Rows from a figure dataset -
--- Start ---

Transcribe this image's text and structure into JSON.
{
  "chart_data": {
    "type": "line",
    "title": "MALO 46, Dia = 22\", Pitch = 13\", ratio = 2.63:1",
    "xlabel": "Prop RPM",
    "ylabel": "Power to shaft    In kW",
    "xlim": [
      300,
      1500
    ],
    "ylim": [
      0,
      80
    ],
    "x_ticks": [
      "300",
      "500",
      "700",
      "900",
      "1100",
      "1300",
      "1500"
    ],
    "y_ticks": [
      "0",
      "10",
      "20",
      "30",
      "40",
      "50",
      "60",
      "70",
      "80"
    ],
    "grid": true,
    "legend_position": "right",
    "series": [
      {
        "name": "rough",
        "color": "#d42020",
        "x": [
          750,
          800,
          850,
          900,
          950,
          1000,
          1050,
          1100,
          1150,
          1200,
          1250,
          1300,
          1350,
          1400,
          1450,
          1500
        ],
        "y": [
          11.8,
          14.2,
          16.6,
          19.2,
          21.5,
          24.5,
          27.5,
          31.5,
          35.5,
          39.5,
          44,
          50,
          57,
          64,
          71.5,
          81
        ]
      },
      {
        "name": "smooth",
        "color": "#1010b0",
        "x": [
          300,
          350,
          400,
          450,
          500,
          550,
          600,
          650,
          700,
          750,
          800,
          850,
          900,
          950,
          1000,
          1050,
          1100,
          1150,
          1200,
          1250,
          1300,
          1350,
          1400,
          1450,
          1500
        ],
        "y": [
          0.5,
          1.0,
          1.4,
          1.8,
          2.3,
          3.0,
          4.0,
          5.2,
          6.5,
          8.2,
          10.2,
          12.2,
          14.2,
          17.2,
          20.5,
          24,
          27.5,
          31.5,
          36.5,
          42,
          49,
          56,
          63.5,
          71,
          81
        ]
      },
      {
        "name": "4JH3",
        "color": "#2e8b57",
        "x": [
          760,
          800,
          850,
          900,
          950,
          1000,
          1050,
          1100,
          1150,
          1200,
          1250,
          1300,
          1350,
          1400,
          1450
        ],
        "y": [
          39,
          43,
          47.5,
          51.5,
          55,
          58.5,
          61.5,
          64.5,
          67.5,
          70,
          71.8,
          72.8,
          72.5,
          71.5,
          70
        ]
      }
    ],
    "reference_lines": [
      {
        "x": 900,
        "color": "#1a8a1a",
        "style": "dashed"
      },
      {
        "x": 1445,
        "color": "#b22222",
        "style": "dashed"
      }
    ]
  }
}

--- End ---

Written request -
Lines from the records above that hold "color" are the ones to list.

Finished exercise -
        "color": "#d42020",
        "color": "#1010b0",
        "color": "#2e8b57",
        "color": "#1a8a1a",
        "color": "#b22222",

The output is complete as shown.